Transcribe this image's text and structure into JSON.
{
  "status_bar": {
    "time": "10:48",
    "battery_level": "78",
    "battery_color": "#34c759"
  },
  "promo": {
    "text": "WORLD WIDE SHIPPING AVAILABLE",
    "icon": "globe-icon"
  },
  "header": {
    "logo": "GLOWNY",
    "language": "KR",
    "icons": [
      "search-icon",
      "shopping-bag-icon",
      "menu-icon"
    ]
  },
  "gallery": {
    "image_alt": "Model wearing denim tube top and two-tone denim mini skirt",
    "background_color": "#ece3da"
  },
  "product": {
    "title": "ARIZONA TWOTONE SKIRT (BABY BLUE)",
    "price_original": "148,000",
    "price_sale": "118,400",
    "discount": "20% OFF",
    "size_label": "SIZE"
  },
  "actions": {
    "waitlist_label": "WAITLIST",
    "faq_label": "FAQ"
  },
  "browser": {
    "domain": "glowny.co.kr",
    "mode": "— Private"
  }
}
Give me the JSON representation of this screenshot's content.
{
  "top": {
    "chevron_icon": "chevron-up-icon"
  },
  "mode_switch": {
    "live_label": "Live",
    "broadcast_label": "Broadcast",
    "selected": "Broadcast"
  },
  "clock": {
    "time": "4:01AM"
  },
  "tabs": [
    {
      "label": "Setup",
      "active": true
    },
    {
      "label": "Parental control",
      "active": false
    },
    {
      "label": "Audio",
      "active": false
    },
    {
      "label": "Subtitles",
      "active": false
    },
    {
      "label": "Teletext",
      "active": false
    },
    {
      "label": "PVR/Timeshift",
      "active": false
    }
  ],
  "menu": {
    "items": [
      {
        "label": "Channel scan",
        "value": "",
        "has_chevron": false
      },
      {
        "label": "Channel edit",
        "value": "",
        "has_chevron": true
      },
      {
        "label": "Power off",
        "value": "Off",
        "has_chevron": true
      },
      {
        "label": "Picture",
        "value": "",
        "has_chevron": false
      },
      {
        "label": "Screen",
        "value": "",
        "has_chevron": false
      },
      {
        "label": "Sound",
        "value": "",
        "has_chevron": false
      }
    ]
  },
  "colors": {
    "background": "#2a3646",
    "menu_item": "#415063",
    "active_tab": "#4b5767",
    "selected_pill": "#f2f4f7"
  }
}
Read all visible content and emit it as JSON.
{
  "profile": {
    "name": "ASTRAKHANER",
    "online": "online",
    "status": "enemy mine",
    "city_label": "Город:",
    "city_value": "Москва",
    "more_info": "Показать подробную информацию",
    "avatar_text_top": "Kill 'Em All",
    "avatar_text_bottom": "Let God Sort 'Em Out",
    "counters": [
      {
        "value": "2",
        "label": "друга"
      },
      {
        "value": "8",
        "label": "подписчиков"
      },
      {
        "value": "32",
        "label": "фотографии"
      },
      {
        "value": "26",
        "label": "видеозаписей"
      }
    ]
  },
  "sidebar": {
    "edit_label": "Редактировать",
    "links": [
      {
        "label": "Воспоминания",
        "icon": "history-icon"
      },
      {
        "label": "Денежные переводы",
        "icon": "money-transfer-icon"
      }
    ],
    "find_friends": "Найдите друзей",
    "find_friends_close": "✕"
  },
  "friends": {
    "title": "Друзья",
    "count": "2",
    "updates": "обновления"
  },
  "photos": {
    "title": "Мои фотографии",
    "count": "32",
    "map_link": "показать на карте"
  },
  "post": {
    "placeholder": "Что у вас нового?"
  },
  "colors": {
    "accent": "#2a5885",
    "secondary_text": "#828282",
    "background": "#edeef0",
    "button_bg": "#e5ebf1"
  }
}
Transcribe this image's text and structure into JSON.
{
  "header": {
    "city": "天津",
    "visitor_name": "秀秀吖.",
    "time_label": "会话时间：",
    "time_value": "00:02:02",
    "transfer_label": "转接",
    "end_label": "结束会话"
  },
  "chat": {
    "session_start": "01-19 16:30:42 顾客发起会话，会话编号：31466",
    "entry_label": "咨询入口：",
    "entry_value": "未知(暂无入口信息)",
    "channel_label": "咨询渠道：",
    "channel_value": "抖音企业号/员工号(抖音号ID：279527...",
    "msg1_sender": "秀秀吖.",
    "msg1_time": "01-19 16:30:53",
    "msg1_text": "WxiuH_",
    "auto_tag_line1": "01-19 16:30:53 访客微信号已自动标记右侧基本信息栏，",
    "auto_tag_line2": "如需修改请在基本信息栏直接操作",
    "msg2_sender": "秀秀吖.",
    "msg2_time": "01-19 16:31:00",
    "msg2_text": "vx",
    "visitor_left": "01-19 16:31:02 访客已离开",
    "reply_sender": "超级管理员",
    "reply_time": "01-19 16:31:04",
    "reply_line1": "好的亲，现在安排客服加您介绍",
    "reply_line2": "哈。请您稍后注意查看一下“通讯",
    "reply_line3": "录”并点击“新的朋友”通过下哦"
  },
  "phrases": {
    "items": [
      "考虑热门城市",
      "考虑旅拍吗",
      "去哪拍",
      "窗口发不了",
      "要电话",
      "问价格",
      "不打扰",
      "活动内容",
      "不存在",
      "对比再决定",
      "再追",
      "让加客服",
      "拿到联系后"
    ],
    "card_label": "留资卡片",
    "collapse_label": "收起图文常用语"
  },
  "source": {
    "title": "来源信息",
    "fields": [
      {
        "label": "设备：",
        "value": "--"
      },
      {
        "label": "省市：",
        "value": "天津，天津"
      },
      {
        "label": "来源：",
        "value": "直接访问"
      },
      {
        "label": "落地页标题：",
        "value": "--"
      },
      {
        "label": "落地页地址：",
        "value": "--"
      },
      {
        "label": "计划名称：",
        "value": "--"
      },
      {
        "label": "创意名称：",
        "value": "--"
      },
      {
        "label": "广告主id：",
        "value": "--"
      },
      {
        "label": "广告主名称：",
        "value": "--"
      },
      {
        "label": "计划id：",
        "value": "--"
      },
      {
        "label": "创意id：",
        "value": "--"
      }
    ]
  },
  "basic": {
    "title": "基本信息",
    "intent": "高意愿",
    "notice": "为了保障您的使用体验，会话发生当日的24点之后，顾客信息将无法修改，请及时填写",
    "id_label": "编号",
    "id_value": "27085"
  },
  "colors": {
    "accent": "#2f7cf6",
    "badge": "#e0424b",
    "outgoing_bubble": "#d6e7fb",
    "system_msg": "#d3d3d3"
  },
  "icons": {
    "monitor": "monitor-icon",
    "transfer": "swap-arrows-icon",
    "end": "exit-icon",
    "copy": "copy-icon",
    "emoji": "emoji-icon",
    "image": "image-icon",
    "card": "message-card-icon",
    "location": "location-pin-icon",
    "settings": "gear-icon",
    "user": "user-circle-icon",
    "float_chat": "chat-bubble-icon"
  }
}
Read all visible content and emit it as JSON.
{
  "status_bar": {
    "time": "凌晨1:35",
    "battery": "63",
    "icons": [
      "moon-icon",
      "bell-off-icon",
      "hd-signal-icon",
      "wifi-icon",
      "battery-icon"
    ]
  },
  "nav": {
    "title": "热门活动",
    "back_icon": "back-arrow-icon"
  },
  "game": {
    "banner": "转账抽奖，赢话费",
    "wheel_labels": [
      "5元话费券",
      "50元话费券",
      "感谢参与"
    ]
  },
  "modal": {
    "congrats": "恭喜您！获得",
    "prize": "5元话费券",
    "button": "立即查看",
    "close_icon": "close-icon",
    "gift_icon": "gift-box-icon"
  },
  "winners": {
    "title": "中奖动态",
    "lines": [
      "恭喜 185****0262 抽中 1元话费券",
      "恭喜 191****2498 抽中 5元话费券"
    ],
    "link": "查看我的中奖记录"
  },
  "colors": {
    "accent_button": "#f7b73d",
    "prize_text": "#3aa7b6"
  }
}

▶ [DIRECTIONS FOR THIS TASK] Write out every line from the records above, word for word.

▶ [CORRECT ANSWER]
Transcribe this image's text and structure into JSON.
{
  "status_bar": {
    "time": "10:48",
    "battery_level": "78",
    "battery_color": "#34c759"
  },
  "promo": {
    "text": "WORLD WIDE SHIPPING AVAILABLE",
    "icon": "globe-icon"
  },
  "header": {
    "logo": "GLOWNY",
    "language": "KR",
    "icons": [
      "search-icon",
      "shopping-bag-icon",
      "menu-icon"
    ]
  },
  "gallery": {
    "image_alt": "Model wearing denim tube top and two-tone denim mini skirt",
    "background_color": "#ece3da"
  },
  "product": {
    "title": "ARIZONA TWOTONE SKIRT (BABY BLUE)",
    "price_original": "148,000",
    "price_sale": "118,400",
    "discount": "20% OFF",
    "size_label": "SIZE"
  },
  "actions": {
    "waitlist_label": "WAITLIST",
    "faq_label": "FAQ"
  },
  "browser": {
    "domain": "glowny.co.kr",
    "mode": "— Private"
  }
}
Give me the JSON representation of this screenshot's content.
{
  "top": {
    "chevron_icon": "chevron-up-icon"
  },
  "mode_switch": {
    "live_label": "Live",
    "broadcast_label": "Broadcast",
    "selected": "Broadcast"
  },
  "clock": {
    "time": "4:01AM"
  },
  "tabs": [
    {
      "label": "Setup",
      "active": true
    },
    {
      "label": "Parental control",
      "active": false
    },
    {
      "label": "Audio",
      "active": false
    },
    {
      "label": "Subtitles",
      "active": false
    },
    {
      "label": "Teletext",
      "active": false
    },
    {
      "label": "PVR/Timeshift",
      "active": false
    }
  ],
  "menu": {
    "items": [
      {
        "label": "Channel scan",
        "value": "",
        "has_chevron": false
      },
      {
        "label": "Channel edit",
        "value": "",
        "has_chevron": true
      },
      {
        "label": "Power off",
        "value": "Off",
        "has_chevron": true
      },
      {
        "label": "Picture",
        "value": "",
        "has_chevron": false
      },
      {
        "label": "Screen",
        "value": "",
        "has_chevron": false
      },
      {
        "label": "Sound",
        "value": "",
        "has_chevron": false
      }
    ]
  },
  "colors": {
    "background": "#2a3646",
    "menu_item": "#415063",
    "active_tab": "#4b5767",
    "selected_pill": "#f2f4f7"
  }
}
Read all visible content and emit it as JSON.
{
  "profile": {
    "name": "ASTRAKHANER",
    "online": "online",
    "status": "enemy mine",
    "city_label": "Город:",
    "city_value": "Москва",
    "more_info": "Показать подробную информацию",
    "avatar_text_top": "Kill 'Em All",
    "avatar_text_bottom": "Let God Sort 'Em Out",
    "counters": [
      {
        "value": "2",
        "label": "друга"
      },
      {
        "value": "8",
        "label": "подписчиков"
      },
      {
        "value": "32",
        "label": "фотографии"
      },
      {
        "value": "26",
        "label": "видеозаписей"
      }
    ]
  },
  "sidebar": {
    "edit_label": "Редактировать",
    "links": [
      {
        "label": "Воспоминания",
        "icon": "history-icon"
      },
      {
        "label": "Денежные переводы",
        "icon": "money-transfer-icon"
      }
    ],
    "find_friends": "Найдите друзей",
    "find_friends_close": "✕"
  },
  "friends": {
    "title": "Друзья",
    "count": "2",
    "updates": "обновления"
  },
  "photos": {
    "title": "Мои фотографии",
    "count": "32",
    "map_link": "показать на карте"
  },
  "post": {
    "placeholder": "Что у вас нового?"
  },
  "colors": {
    "accent": "#2a5885",
    "secondary_text": "#828282",
    "background": "#edeef0",
    "button_bg": "#e5ebf1"
  }
}
Transcribe this image's text and structure into JSON.
{
  "header": {
    "city": "天津",
    "visitor_name": "秀秀吖.",
    "time_label": "会话时间：",
    "time_value": "00:02:02",
    "transfer_label": "转接",
    "end_label": "结束会话"
  },
  "chat": {
    "session_start": "01-19 16:30:42 顾客发起会话，会话编号：31466",
    "entry_label": "咨询入口：",
    "entry_value": "未知(暂无入口信息)",
    "channel_label": "咨询渠道：",
    "channel_value": "抖音企业号/员工号(抖音号ID：279527...",
    "msg1_sender": "秀秀吖.",
    "msg1_time": "01-19 16:30:53",
    "msg1_text": "WxiuH_",
    "auto_tag_line1": "01-19 16:30:53 访客微信号已自动标记右侧基本信息栏，",
    "auto_tag_line2": "如需修改请在基本信息栏直接操作",
    "msg2_sender": "秀秀吖.",
    "msg2_time": "01-19 16:31:00",
    "msg2_text": "vx",
    "visitor_left": "01-19 16:31:02 访客已离开",
    "reply_sender": "超级管理员",
    "reply_time": "01-19 16:31:04",
    "reply_line1": "好的亲，现在安排客服加您介绍",
    "reply_line2": "哈。请您稍后注意查看一下“通讯",
    "reply_line3": "录”并点击“新的朋友”通过下哦"
  },
  "phrases": {
    "items": [
      "考虑热门城市",
      "考虑旅拍吗",
      "去哪拍",
      "窗口发不了",
      "要电话",
      "问价格",
      "不打扰",
      "活动内容",
      "不存在",
      "对比再决定",
      "再追",
      "让加客服",
      "拿到联系后"
    ],
    "card_label": "留资卡片",
    "collapse_label": "收起图文常用语"
  },
  "source": {
    "title": "来源信息",
    "fields": [
      {
        "label": "设备：",
        "value": "--"
      },
      {
        "label": "省市：",
        "value": "天津，天津"
      },
      {
        "label": "来源：",
        "value": "直接访问"
      },
      {
        "label": "落地页标题：",
        "value": "--"
      },
      {
        "label": "落地页地址：",
        "value": "--"
      },
      {
        "label": "计划名称：",
        "value": "--"
      },
      {
        "label": "创意名称：",
        "value": "--"
      },
      {
        "label": "广告主id：",
        "value": "--"
      },
      {
        "label": "广告主名称：",
        "value": "--"
      },
      {
        "label": "计划id：",
        "value": "--"
      },
      {
        "label": "创意id：",
        "value": "--"
      }
    ]
  },
  "basic": {
    "title": "基本信息",
    "intent": "高意愿",
    "notice": "为了保障您的使用体验，会话发生当日的24点之后，顾客信息将无法修改，请及时填写",
    "id_label": "编号",
    "id_value": "27085"
  },
  "colors": {
    "accent": "#2f7cf6",
    "badge": "#e0424b",
    "outgoing_bubble": "#d6e7fb",
    "system_msg": "#d3d3d3"
  },
  "icons": {
    "monitor": "monitor-icon",
    "transfer": "swap-arrows-icon",
    "end": "exit-icon",
    "copy": "copy-icon",
    "emoji": "emoji-icon",
    "image": "image-icon",
    "card": "message-card-icon",
    "location": "location-pin-icon",
    "settings": "gear-icon",
    "user": "user-circle-icon",
    "float_chat": "chat-bubble-icon"
  }
}
Read all visible content and emit it as JSON.
{
  "status_bar": {
    "time": "凌晨1:35",
    "battery": "63",
    "icons": [
      "moon-icon",
      "bell-off-icon",
      "hd-signal-icon",
      "wifi-icon",
      "battery-icon"
    ]
  },
  "nav": {
    "title": "热门活动",
    "back_icon": "back-arrow-icon"
  },
  "game": {
    "banner": "转账抽奖，赢话费",
    "wheel_labels": [
      "5元话费券",
      "50元话费券",
      "感谢参与"
    ]
  },
  "modal": {
    "congrats": "恭喜您！获得",
    "prize": "5元话费券",
    "button": "立即查看",
    "close_icon": "close-icon",
    "gift_icon": "gift-box-icon"
  },
  "winners": {
    "title": "中奖动态",
    "lines": [
      "恭喜 185****0262 抽中 1元话费券",
      "恭喜 191****2498 抽中 5元话费券"
    ],
    "link": "查看我的中奖记录"
  },
  "colors": {
    "accent_button": "#f7b73d",
    "prize_text": "#3aa7b6"
  }
}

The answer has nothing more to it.